Data extract.

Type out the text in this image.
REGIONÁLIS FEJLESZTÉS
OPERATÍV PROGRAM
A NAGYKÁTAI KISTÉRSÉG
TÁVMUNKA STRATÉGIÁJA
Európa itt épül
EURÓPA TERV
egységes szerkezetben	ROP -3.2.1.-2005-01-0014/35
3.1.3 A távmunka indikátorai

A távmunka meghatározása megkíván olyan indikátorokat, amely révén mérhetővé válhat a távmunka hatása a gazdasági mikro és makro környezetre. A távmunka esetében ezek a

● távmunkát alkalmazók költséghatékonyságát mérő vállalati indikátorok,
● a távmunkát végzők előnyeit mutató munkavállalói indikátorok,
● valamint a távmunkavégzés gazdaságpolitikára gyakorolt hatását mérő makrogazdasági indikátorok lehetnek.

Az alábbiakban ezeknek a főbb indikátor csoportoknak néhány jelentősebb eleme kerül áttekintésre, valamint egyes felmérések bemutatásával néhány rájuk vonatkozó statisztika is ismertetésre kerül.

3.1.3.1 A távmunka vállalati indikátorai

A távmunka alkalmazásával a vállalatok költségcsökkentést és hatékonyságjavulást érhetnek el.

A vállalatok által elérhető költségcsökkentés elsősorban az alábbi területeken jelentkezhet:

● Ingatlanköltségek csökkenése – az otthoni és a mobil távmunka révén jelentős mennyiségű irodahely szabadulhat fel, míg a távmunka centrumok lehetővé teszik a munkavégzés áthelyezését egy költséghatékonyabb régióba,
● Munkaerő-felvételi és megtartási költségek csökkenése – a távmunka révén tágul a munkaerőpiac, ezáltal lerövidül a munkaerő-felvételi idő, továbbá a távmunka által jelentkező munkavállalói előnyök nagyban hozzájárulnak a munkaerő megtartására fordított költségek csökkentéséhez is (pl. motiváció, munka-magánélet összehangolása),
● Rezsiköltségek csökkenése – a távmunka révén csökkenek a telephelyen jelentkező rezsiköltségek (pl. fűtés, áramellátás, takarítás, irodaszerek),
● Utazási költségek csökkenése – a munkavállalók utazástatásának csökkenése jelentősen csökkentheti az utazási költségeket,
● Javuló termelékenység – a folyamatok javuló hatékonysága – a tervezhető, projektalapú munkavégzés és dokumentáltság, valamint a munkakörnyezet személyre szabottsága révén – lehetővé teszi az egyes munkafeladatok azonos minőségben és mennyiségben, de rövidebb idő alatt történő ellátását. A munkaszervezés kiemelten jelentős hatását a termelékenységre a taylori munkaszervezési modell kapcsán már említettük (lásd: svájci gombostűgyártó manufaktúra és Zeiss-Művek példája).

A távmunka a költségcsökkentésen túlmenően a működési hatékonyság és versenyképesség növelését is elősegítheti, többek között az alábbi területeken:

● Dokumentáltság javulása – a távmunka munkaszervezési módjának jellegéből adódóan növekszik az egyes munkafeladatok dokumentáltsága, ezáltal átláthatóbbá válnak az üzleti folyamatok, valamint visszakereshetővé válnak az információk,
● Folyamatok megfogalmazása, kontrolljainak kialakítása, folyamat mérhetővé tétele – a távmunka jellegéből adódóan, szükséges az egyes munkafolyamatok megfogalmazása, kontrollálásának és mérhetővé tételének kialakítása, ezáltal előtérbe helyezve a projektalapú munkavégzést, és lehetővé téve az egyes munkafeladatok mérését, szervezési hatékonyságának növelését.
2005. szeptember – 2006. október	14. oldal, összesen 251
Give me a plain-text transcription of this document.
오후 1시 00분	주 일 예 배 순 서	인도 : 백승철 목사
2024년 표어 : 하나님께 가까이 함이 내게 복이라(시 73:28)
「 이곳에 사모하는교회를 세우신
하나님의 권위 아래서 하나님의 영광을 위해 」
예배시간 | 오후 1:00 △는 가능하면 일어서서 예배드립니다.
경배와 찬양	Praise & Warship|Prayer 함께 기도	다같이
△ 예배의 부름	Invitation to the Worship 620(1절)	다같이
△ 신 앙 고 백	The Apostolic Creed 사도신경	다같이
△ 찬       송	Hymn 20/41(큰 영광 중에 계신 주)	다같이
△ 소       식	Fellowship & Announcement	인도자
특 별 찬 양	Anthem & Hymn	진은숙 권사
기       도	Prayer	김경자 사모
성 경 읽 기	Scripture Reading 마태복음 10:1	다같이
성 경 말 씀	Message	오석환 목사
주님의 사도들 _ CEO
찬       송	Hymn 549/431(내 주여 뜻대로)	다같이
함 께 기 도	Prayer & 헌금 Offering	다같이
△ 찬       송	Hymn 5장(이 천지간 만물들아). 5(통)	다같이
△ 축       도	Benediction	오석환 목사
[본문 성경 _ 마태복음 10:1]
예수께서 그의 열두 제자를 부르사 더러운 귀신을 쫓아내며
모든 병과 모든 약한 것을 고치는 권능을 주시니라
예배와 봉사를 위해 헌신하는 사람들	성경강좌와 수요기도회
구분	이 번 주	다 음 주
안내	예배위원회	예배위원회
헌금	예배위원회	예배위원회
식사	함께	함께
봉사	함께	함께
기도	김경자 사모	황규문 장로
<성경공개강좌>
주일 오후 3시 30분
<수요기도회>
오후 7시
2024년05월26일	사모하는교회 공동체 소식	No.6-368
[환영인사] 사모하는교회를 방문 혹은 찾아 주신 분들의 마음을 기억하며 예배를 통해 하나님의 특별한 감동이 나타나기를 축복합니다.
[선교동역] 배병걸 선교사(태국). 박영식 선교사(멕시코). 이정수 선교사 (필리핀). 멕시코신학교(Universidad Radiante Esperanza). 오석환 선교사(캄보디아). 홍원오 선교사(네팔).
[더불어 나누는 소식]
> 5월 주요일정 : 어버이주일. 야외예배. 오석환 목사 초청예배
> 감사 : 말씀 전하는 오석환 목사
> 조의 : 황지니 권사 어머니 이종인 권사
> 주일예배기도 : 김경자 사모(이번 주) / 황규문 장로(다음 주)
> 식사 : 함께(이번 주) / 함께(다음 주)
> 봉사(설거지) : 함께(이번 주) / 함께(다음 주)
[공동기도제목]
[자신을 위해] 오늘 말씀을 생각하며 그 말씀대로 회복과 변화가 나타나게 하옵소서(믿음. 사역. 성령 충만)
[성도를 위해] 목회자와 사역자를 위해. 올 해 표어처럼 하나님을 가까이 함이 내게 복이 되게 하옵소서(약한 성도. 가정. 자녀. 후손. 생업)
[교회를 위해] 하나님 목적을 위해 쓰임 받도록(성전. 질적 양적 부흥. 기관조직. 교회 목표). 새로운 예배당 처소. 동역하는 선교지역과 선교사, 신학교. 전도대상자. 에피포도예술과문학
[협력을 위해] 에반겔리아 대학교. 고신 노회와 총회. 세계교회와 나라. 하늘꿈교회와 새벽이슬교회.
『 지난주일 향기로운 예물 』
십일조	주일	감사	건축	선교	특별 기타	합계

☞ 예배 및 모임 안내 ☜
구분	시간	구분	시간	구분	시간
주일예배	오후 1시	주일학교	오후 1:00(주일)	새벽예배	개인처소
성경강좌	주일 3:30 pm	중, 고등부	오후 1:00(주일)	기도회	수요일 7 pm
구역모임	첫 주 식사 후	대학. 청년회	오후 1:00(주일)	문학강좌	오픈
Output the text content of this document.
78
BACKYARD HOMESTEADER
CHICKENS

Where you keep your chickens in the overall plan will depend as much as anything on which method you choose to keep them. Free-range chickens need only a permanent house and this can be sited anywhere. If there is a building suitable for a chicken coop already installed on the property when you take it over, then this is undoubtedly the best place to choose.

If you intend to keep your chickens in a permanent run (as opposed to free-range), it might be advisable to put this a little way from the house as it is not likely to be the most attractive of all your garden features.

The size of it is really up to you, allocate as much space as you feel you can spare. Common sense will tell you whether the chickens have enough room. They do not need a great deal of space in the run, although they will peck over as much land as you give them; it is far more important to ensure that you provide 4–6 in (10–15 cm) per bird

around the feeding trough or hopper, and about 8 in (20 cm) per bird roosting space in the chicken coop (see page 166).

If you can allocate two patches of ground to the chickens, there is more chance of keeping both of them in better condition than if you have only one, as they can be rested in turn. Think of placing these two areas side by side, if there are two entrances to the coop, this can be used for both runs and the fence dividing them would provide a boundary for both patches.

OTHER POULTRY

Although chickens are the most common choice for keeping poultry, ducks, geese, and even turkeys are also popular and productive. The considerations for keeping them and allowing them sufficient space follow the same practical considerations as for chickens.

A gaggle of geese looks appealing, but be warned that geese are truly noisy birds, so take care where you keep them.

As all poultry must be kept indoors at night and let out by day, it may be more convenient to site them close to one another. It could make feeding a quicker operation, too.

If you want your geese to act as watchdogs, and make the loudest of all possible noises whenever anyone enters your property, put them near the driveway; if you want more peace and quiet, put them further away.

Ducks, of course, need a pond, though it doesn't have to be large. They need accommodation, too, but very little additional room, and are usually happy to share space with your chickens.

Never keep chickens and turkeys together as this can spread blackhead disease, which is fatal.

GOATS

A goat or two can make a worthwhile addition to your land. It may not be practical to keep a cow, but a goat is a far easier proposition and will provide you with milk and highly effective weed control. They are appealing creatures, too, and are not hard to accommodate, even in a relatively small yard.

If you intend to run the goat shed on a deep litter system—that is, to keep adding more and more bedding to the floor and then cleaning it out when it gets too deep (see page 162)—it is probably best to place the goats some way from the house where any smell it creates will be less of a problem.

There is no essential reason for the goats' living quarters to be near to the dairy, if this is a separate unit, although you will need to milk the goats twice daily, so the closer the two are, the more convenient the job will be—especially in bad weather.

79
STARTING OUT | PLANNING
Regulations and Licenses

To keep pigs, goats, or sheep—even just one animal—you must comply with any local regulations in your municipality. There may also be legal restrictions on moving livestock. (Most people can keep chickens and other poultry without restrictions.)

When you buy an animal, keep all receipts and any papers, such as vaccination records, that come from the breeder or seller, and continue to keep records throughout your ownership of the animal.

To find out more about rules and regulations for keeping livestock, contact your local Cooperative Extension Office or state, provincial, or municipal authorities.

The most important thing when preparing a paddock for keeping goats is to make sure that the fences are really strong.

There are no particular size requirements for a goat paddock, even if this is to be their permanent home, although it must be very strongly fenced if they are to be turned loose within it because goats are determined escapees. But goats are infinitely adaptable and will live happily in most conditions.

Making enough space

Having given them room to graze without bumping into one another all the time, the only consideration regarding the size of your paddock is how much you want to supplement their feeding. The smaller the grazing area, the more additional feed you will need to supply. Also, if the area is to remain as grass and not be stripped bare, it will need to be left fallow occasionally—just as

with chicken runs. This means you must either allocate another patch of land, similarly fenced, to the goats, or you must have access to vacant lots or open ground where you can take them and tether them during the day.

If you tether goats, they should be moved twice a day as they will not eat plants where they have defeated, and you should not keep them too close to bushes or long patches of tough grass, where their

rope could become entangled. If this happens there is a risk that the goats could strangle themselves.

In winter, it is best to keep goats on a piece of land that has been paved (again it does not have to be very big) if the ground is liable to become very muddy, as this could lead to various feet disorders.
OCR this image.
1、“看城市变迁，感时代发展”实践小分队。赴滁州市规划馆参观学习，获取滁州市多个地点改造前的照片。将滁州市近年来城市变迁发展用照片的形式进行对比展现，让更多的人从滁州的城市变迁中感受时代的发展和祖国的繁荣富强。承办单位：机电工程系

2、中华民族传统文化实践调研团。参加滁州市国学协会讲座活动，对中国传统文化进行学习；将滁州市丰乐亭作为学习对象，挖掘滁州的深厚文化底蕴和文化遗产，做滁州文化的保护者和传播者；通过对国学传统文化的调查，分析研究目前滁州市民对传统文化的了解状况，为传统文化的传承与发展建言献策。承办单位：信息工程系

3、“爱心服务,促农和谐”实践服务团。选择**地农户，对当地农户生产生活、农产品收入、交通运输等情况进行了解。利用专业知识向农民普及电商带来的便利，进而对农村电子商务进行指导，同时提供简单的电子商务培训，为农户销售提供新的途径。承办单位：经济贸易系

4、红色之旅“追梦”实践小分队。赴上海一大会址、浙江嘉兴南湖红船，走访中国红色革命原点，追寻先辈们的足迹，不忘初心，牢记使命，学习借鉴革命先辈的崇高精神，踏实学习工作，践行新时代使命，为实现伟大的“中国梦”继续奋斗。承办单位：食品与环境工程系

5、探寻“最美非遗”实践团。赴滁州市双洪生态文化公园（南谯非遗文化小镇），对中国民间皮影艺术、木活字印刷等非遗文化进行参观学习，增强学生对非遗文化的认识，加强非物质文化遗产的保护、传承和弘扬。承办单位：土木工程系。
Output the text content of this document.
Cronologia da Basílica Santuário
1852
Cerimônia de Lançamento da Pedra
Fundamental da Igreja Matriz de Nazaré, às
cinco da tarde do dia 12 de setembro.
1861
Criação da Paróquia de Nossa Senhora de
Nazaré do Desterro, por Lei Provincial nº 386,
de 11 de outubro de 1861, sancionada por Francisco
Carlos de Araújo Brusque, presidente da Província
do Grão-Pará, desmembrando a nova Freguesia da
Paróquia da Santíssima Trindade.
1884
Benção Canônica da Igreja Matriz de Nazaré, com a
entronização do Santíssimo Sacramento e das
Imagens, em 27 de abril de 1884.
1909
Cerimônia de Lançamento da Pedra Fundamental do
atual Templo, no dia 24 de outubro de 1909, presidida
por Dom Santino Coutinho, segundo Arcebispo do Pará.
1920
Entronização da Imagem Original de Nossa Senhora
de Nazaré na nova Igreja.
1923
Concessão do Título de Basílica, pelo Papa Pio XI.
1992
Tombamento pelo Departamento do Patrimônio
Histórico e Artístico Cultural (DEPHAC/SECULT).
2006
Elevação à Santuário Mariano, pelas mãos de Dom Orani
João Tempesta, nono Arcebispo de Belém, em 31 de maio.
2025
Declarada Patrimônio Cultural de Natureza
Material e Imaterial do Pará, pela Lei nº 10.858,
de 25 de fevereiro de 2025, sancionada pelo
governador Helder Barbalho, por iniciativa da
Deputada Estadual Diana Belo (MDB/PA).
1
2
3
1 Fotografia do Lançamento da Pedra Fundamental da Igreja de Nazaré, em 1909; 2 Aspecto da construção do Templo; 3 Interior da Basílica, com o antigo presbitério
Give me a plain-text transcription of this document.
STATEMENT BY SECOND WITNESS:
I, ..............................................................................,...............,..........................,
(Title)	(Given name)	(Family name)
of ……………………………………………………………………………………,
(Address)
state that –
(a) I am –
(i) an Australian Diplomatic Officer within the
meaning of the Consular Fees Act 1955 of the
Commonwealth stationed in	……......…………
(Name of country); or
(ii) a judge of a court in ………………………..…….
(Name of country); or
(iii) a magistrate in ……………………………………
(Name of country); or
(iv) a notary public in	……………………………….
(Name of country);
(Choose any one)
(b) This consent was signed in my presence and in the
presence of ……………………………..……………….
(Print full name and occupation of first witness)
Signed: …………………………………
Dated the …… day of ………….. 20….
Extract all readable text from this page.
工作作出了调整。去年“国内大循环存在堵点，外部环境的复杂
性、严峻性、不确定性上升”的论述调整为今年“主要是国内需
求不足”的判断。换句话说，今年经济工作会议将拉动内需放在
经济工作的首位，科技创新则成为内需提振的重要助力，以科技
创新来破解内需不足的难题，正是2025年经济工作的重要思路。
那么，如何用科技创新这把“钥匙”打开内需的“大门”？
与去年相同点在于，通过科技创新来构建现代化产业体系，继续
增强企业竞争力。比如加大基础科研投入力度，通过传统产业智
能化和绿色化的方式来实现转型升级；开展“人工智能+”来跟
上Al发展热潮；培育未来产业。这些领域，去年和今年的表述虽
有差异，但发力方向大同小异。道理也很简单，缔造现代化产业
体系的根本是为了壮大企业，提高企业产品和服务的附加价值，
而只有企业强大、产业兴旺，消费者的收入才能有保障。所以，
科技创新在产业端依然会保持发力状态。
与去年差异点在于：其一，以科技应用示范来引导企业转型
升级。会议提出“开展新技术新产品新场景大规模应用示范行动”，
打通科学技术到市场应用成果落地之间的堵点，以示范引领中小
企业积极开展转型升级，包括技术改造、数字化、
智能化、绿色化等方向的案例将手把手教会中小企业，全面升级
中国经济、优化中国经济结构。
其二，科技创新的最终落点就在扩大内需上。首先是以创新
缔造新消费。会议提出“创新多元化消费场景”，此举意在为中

Aim. Every line from the one containing "Extract all readable text from this page." through the end of the entries above must be echoed exactly, with both ends kept.

Written solution.
Extract all readable text from this page.
工作作出了调整。去年“国内大循环存在堵点，外部环境的复杂
性、严峻性、不确定性上升”的论述调整为今年“主要是国内需
求不足”的判断。换句话说，今年经济工作会议将拉动内需放在
经济工作的首位，科技创新则成为内需提振的重要助力，以科技
创新来破解内需不足的难题，正是2025年经济工作的重要思路。
那么，如何用科技创新这把“钥匙”打开内需的“大门”？
与去年相同点在于，通过科技创新来构建现代化产业体系，继续
增强企业竞争力。比如加大基础科研投入力度，通过传统产业智
能化和绿色化的方式来实现转型升级；开展“人工智能+”来跟
上Al发展热潮；培育未来产业。这些领域，去年和今年的表述虽
有差异，但发力方向大同小异。道理也很简单，缔造现代化产业
体系的根本是为了壮大企业，提高企业产品和服务的附加价值，
而只有企业强大、产业兴旺，消费者的收入才能有保障。所以，
科技创新在产业端依然会保持发力状态。
与去年差异点在于：其一，以科技应用示范来引导企业转型
升级。会议提出“开展新技术新产品新场景大规模应用示范行动”，
打通科学技术到市场应用成果落地之间的堵点，以示范引领中小
企业积极开展转型升级，包括技术改造、数字化、
智能化、绿色化等方向的案例将手把手教会中小企业，全面升级
中国经济、优化中国经济结构。
其二，科技创新的最终落点就在扩大内需上。首先是以创新
缔造新消费。会议提出“创新多元化消费场景”，此举意在为中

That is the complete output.